** Start RECORD EXTRACTS **
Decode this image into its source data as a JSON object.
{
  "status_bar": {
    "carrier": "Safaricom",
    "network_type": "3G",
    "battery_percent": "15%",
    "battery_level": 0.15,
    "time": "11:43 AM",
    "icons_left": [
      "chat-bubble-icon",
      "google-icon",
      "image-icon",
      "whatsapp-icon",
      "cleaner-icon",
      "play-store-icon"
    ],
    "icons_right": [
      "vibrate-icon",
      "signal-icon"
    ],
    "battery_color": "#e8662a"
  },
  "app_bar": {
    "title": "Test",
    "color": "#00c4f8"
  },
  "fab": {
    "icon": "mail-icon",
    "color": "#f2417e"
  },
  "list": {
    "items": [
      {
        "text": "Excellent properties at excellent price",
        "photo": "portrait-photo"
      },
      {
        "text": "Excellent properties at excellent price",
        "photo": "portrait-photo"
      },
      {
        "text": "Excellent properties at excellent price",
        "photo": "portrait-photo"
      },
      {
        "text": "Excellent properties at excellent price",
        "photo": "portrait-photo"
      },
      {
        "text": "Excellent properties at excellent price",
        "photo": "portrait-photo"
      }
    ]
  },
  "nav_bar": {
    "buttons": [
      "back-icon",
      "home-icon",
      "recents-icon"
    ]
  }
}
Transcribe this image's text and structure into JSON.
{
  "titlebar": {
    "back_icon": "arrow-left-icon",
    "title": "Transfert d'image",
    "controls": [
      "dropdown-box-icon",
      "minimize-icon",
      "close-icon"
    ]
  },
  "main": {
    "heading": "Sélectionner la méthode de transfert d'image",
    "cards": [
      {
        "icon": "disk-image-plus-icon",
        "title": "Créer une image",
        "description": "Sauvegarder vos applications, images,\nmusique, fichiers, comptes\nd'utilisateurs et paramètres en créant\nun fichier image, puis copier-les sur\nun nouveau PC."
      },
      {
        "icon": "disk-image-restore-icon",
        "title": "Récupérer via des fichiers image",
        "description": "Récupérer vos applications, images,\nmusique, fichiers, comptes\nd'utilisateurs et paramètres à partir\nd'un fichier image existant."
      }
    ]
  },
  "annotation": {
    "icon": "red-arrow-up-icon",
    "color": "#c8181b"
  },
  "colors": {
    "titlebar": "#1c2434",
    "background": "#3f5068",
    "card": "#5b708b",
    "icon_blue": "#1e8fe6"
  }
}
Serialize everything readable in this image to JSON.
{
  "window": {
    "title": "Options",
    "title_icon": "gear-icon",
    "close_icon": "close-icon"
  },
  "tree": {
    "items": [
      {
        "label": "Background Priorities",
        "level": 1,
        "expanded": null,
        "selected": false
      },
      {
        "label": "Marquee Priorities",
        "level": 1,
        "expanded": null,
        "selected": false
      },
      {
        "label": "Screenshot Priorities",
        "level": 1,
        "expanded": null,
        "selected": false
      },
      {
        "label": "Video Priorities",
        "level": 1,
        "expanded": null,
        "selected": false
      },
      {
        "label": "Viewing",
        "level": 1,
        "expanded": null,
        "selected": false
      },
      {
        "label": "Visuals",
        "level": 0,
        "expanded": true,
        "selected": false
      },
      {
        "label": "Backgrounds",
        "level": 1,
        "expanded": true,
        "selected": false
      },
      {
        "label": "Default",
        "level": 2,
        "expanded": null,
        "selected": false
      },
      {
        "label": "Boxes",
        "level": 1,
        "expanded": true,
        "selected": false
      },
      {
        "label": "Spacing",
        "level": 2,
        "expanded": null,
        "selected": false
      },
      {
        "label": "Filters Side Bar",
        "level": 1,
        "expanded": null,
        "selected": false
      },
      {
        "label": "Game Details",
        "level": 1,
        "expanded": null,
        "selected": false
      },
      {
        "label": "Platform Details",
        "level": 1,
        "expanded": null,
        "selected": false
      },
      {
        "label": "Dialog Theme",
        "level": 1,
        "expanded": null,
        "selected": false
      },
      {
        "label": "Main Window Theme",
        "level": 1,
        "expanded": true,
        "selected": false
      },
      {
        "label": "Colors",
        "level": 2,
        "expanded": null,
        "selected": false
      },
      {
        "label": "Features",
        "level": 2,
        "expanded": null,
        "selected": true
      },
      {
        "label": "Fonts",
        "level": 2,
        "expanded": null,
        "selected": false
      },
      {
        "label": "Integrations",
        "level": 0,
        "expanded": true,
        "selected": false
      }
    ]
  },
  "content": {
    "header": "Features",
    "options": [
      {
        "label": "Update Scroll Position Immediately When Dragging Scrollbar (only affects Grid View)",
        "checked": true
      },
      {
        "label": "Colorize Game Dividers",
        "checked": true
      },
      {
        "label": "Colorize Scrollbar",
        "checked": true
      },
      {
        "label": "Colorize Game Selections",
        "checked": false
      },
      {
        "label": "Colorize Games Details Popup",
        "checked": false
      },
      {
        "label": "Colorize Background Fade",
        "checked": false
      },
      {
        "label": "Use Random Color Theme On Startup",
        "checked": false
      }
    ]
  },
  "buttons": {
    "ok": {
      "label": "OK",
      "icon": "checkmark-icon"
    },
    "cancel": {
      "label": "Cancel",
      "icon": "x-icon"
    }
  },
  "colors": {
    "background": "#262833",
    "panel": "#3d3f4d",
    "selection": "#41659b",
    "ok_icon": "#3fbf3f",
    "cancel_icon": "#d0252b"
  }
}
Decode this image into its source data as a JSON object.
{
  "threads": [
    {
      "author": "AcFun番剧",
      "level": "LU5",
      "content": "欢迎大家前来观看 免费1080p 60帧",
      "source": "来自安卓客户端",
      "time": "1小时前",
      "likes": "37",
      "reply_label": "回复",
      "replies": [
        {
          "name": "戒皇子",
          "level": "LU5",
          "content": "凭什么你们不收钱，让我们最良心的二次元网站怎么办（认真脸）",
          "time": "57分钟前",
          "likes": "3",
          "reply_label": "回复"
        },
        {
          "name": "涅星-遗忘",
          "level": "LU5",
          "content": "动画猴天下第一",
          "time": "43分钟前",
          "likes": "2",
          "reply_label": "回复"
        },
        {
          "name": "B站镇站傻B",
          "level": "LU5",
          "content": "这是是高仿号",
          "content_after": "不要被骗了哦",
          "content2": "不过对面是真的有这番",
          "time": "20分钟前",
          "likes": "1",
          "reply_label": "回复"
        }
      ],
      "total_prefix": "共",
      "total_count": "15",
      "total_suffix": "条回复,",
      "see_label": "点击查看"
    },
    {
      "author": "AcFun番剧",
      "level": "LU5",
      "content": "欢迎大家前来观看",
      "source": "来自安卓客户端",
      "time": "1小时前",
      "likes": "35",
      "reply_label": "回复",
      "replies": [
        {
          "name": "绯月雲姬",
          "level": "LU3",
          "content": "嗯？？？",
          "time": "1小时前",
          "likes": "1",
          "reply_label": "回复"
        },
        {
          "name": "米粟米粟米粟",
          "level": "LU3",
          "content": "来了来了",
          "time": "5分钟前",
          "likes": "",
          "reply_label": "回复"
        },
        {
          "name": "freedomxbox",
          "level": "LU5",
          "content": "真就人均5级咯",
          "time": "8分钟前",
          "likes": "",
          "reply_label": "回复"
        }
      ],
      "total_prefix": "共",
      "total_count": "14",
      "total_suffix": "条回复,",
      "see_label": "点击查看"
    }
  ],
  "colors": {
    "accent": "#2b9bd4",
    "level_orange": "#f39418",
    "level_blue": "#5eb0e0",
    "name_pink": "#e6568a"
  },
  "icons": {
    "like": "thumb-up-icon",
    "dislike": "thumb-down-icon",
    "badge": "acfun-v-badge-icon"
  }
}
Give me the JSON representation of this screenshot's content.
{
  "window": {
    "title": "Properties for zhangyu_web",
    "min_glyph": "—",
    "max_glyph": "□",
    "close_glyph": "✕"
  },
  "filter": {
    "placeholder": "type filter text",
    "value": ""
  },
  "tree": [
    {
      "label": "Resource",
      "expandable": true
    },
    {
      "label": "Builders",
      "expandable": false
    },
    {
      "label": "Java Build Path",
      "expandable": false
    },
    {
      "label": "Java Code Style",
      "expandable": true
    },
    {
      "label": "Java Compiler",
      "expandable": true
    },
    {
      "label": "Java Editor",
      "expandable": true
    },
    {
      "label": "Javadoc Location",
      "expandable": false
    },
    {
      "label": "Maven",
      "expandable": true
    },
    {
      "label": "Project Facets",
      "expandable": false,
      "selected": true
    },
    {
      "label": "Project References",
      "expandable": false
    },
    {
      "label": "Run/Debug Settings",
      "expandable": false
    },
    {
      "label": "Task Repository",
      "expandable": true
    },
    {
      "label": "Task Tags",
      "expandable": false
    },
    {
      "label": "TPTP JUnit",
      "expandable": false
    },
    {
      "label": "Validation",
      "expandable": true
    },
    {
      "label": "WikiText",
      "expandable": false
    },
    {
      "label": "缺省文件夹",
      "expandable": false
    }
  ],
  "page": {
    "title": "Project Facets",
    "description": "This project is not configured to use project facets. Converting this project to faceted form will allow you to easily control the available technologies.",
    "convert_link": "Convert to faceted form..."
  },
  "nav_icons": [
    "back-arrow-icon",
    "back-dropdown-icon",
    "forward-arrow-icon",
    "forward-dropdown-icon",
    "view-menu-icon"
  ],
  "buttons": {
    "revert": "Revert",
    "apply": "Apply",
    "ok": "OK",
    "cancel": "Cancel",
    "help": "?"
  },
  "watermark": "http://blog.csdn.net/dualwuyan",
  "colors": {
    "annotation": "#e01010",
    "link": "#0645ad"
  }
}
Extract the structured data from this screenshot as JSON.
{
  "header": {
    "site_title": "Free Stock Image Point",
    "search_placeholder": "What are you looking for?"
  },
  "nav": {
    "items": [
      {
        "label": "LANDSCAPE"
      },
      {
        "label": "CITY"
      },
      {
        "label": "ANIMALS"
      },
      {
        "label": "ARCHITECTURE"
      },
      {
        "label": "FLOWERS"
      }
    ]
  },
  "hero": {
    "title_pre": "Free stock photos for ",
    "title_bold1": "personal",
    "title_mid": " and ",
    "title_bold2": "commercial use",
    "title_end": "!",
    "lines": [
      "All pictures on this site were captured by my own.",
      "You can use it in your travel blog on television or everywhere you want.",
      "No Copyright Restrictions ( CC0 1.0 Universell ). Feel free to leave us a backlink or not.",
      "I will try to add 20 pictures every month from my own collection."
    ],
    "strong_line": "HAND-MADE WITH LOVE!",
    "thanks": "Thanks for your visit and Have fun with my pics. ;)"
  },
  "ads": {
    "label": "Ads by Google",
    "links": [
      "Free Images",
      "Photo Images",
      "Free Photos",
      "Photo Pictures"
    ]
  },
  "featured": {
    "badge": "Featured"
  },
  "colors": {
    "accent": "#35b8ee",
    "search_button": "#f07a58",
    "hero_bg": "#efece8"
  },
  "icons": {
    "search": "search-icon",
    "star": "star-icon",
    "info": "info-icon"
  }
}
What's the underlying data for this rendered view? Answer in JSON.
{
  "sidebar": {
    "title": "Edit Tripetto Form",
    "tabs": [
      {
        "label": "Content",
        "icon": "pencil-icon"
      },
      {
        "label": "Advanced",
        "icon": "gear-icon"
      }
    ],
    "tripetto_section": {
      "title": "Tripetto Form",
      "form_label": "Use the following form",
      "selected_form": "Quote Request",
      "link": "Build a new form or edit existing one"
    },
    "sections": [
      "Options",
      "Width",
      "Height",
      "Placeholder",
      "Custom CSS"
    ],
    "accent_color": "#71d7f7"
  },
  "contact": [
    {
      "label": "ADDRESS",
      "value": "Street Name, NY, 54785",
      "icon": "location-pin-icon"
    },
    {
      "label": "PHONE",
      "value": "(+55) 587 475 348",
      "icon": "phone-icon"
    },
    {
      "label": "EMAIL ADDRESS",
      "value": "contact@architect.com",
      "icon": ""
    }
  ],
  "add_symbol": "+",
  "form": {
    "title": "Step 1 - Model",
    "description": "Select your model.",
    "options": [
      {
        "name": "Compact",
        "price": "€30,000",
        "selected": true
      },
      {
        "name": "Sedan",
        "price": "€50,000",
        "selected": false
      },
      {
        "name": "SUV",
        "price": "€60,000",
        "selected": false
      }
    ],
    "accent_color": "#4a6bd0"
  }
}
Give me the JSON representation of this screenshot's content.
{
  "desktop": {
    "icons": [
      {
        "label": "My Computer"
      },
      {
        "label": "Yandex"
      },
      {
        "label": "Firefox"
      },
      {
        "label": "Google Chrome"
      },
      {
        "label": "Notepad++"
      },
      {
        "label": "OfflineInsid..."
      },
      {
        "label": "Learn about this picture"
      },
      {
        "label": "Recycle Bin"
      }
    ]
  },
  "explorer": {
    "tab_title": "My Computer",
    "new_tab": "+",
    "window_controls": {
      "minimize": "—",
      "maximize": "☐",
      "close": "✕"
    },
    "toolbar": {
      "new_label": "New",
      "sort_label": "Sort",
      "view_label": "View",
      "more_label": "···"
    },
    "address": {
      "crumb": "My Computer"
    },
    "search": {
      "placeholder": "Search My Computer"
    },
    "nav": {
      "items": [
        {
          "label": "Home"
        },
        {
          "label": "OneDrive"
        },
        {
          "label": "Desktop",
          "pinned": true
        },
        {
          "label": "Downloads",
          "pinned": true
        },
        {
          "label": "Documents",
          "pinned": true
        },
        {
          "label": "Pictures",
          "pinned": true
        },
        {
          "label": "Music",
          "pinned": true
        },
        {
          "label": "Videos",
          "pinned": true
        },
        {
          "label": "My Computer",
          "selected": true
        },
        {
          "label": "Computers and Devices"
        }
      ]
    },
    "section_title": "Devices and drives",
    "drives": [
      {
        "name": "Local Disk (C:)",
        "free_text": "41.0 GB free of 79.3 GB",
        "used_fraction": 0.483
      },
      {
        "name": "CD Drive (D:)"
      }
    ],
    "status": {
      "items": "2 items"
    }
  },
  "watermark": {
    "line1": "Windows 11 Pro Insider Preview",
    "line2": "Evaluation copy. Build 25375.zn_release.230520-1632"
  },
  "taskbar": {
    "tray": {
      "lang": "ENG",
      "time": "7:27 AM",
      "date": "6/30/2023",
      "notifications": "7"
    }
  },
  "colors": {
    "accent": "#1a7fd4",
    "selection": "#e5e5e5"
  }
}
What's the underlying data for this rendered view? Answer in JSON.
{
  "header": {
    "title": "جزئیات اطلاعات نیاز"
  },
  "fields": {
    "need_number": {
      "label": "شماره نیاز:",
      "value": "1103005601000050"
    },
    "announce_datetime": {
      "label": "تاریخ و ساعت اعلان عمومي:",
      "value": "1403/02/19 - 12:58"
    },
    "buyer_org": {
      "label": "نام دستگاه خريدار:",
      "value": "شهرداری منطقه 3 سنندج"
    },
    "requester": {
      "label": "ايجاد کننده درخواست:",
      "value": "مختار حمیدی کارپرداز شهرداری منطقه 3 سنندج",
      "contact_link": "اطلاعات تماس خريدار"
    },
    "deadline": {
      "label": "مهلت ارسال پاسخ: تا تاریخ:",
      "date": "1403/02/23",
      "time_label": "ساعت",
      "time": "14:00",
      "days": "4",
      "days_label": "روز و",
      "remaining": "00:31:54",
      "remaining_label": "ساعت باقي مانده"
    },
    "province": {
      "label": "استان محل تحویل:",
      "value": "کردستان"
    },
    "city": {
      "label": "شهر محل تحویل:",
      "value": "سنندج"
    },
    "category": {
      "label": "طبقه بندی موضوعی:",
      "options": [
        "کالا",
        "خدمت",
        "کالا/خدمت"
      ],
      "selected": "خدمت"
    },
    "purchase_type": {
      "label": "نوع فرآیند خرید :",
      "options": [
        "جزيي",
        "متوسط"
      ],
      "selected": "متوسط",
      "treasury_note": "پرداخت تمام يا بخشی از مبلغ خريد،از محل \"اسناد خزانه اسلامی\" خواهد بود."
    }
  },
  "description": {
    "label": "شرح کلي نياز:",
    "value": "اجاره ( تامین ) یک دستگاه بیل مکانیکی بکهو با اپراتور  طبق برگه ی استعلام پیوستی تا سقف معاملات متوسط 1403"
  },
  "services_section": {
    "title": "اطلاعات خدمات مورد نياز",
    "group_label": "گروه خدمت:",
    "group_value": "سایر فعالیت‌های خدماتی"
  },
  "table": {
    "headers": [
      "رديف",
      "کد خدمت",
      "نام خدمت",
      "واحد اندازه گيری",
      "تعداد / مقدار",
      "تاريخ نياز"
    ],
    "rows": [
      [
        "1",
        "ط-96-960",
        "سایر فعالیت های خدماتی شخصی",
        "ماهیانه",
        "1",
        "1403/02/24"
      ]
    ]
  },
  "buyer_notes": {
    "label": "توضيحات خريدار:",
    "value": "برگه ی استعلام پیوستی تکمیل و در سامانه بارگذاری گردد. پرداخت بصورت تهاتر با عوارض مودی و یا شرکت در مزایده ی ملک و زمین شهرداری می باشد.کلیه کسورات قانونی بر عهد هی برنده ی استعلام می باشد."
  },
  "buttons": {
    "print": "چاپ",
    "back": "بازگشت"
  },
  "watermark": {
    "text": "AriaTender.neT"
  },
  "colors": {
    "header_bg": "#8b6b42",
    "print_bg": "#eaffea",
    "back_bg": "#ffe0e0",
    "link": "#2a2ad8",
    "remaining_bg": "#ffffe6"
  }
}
** End RECORD EXTRACTS **
◆ **SHORT EXERCISE**:
Tally the lines of the preceding listing in which the word "paramètres" appears; state nothing but the total.

◆ **EXPECTED ANSWER**:
2